PAGE.
Melissa's Cornbread Dressing image

I plan to try this soon. With crabs, crawfish, & shrimp - how can it not be GOOD? From the 34th Anniversary Bayou Gourmet Cookbook. Submitted by Melissa Griffin

Provided by kellychris

Categories     Crab

Time 1h20m

Yield 1 casserole, 8-10 serving(s)

Number Of Ingredients 16

1 lb ground pork
1 lb ground beef
1 onion, diced
4 shallots, sliced
1/2 bell pepper, diced
1/2 stalk celery, diced
1 tablespoon parsley flakes
2 (14 ounce) cans chicken broth
salt, to taste
pepper, to taste
garlic powder, to taste
1 lb shrimp, peeled and deveined
1 lb crawfish
1 lb crabmeat
2 (8 1/2 ounce) packages corn muffin mix
2 eggs

Steps:

  • Preheat oven to 400.

ENTRIES SUPPLIED.
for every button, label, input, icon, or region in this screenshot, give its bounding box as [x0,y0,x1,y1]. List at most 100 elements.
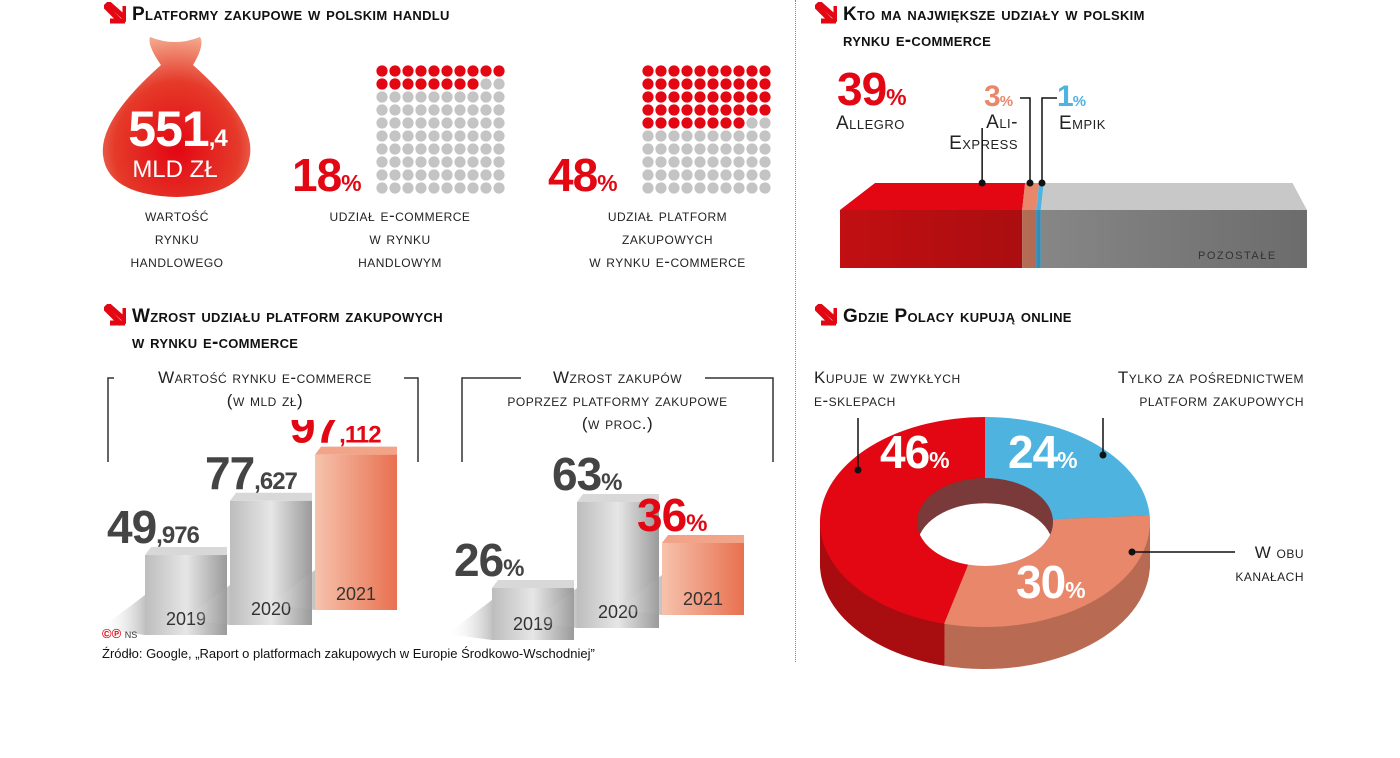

---

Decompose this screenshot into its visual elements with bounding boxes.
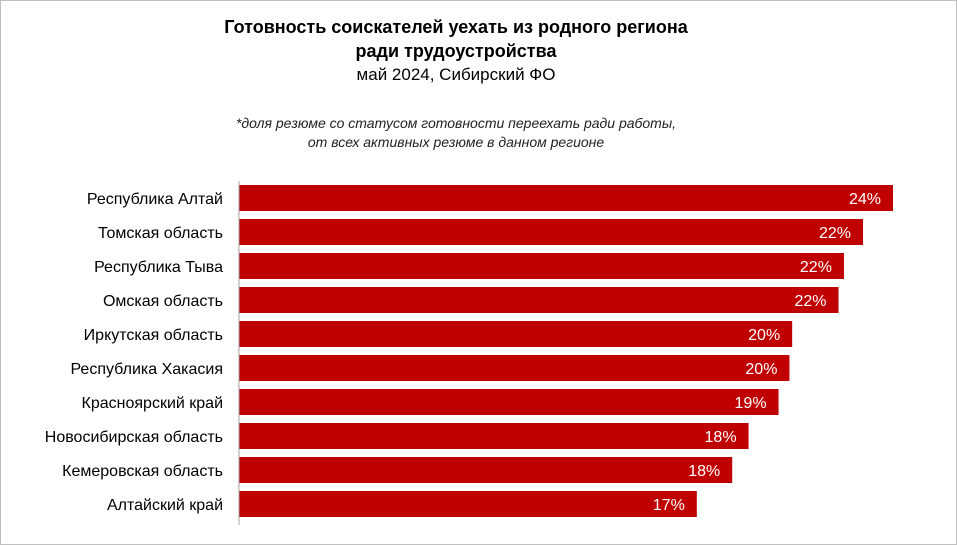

EXERCISE AIM. Proceed with the cornbread dressing recipe, writing the steps that follow "Preheat oven to 400."

RESPONSE TO THE EXERCISE.
  • Brown ground beef and pork.Drain.
  • Add onions, shallots, bell pepper, celery, and parsley flakes.
  • Next, add chicken broth, salt, pepper,and garlic powder.
  • Cook for 20 minutes over medium heat, stirring often.
  • Add shrimp, crawfish,and crabmeat. Cook for 10 minutes.
  • While mixture is cooking,mix cornbread muffin mix and eggs.
  • Grease a 13x9 baking pan.
  • Stir meat mixture briskly into muffin mix,making sure the eggs do not begin to cook.
  • Pour mixture into greased pan and bake 20 minutes.
  • The dressing should be moist when you take it out of the oven.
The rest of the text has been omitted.